[Entries from a dataset]
───

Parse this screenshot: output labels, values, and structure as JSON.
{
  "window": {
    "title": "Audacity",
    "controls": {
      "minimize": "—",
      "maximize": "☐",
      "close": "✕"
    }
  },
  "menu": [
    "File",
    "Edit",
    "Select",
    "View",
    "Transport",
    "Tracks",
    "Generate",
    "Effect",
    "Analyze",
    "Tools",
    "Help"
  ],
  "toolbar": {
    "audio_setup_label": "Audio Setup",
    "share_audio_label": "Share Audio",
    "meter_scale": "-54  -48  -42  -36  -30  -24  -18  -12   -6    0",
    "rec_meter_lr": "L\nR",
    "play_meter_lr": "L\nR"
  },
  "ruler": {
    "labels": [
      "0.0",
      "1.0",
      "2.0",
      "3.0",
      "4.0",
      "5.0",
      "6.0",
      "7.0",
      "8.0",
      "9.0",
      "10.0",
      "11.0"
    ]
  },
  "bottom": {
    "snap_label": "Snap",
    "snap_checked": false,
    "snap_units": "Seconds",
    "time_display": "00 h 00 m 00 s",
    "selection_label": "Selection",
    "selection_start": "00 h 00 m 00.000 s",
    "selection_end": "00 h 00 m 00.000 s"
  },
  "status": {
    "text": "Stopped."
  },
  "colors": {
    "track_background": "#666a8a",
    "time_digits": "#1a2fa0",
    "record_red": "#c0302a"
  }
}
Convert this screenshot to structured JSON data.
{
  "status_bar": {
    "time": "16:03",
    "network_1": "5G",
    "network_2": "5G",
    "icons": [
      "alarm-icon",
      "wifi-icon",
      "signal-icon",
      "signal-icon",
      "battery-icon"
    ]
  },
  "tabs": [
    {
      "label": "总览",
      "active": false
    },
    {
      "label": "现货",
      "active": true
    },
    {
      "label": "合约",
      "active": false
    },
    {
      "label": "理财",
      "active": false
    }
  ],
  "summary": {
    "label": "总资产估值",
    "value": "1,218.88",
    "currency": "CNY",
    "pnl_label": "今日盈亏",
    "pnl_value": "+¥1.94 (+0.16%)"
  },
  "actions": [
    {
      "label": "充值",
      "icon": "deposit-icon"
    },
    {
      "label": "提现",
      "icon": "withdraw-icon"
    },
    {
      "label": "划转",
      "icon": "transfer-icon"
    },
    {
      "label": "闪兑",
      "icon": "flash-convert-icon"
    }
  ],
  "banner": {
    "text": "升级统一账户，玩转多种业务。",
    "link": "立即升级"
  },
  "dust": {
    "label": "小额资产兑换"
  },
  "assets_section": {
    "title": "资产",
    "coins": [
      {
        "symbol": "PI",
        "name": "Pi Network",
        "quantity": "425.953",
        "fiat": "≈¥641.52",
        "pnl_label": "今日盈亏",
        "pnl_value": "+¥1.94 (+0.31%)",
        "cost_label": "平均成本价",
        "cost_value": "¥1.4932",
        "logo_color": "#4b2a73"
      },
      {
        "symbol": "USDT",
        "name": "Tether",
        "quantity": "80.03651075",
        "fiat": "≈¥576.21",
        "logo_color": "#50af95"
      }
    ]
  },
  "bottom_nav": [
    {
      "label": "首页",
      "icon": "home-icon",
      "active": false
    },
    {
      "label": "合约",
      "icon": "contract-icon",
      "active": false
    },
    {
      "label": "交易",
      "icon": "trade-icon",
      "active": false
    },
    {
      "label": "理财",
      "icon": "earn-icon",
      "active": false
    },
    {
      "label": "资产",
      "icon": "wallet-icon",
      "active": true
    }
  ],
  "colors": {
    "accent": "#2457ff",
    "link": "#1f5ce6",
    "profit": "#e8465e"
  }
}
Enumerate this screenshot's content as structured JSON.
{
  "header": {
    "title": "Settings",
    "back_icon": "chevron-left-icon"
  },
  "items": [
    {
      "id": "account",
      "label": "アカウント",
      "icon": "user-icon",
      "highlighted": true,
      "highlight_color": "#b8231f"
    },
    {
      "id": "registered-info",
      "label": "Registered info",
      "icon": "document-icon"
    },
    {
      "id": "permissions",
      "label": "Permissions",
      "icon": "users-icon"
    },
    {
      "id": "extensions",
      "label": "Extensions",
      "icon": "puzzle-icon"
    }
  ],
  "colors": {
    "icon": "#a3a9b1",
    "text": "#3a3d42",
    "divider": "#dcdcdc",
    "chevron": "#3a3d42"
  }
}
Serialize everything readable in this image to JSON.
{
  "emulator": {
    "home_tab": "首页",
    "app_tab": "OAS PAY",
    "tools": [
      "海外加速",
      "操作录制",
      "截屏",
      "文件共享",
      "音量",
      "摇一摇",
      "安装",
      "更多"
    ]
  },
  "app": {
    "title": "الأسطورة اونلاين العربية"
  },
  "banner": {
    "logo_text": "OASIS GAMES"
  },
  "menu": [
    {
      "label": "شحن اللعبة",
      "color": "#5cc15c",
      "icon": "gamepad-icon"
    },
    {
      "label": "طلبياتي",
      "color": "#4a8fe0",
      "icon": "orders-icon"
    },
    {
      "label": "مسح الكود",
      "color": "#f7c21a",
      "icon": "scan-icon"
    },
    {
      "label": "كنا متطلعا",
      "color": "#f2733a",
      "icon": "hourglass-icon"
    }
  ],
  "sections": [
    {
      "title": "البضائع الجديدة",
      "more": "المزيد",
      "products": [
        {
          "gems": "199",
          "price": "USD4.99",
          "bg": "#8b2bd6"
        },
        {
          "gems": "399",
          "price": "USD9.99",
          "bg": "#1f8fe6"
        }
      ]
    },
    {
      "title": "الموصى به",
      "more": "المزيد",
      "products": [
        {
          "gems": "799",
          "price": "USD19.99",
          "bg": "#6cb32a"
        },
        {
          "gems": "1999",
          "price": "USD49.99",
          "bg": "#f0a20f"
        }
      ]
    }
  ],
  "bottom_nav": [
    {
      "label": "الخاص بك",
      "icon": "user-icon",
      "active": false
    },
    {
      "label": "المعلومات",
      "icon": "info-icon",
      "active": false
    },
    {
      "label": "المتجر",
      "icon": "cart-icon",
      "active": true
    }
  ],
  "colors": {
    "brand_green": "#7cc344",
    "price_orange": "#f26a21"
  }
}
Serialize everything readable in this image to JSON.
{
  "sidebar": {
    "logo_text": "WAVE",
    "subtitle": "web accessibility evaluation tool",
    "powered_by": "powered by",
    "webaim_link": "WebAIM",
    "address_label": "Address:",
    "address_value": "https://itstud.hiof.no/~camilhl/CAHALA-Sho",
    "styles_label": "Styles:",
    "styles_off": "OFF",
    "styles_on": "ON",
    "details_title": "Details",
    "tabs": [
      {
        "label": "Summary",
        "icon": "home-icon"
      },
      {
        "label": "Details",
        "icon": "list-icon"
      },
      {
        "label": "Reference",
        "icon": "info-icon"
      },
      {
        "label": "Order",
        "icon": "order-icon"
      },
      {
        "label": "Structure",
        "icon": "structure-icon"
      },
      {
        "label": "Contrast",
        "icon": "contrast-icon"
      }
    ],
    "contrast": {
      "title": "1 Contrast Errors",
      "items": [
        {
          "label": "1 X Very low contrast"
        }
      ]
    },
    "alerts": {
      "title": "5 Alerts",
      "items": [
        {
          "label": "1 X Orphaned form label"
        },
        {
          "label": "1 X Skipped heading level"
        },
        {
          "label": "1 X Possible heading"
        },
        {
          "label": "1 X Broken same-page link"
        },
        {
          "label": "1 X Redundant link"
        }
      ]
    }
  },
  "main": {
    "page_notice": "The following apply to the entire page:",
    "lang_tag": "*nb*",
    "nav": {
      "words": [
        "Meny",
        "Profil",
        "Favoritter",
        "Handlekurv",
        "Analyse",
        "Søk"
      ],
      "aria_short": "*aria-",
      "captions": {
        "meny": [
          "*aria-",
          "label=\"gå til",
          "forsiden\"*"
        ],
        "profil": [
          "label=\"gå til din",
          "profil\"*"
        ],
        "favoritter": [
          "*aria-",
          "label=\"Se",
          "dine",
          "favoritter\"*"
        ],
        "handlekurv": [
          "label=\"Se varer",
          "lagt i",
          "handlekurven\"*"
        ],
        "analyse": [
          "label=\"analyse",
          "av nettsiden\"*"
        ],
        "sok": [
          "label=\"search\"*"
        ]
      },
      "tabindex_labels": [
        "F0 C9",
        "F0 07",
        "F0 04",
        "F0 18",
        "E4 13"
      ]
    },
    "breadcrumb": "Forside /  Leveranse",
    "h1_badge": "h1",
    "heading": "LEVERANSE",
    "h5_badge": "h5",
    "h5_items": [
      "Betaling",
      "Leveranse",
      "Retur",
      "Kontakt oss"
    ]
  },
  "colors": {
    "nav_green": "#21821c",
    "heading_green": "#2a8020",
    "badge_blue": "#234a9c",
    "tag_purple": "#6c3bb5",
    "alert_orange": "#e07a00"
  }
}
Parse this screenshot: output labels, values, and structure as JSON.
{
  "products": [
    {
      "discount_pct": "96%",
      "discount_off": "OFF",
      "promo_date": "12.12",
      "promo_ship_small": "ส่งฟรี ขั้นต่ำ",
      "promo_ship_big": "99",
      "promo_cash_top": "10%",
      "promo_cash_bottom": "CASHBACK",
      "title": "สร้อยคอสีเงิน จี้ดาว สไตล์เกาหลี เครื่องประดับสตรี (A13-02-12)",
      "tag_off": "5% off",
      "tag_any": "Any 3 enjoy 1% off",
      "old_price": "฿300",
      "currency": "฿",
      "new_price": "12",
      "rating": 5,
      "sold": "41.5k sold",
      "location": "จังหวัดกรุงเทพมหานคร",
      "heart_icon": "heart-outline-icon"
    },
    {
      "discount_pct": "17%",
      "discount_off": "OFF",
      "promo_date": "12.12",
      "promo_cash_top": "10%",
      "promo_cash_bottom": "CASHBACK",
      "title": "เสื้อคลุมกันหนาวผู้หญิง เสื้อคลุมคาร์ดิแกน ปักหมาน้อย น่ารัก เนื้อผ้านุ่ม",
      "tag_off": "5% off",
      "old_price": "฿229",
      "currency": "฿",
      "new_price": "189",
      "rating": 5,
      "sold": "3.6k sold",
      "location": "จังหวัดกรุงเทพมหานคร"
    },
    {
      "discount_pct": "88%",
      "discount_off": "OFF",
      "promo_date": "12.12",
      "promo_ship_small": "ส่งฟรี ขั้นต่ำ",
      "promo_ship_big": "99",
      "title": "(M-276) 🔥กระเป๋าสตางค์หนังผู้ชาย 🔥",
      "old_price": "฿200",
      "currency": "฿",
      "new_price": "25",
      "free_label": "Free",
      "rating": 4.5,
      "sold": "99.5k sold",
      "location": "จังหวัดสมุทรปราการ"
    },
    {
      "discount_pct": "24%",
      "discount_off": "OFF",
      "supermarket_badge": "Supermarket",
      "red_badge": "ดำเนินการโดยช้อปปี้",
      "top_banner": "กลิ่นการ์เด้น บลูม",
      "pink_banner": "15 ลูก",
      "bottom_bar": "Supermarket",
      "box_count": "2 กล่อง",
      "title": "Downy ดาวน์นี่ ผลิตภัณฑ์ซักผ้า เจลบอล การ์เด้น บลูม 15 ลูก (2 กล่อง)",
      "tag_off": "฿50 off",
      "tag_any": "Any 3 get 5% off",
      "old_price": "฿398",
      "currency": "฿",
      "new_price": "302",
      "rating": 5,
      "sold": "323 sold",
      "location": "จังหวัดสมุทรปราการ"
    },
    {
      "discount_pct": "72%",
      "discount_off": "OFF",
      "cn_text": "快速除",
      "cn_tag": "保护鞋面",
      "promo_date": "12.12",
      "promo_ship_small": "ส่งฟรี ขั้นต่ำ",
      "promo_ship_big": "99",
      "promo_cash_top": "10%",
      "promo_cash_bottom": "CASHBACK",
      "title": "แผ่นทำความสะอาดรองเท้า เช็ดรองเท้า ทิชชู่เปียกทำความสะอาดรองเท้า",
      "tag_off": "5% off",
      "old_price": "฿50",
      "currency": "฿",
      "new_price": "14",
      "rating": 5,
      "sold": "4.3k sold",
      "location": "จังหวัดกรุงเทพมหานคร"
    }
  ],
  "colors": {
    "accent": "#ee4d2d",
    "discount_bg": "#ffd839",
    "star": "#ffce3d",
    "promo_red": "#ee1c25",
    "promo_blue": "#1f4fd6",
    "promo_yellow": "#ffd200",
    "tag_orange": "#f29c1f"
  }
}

───

__WHAT IS BEING ASKED__
Take every line from the data above that holds "Supermarket" and copy it out.

__RESULT FOR THIS TASK__
      "supermarket_badge": "Supermarket",
      "bottom_bar": "Supermarket",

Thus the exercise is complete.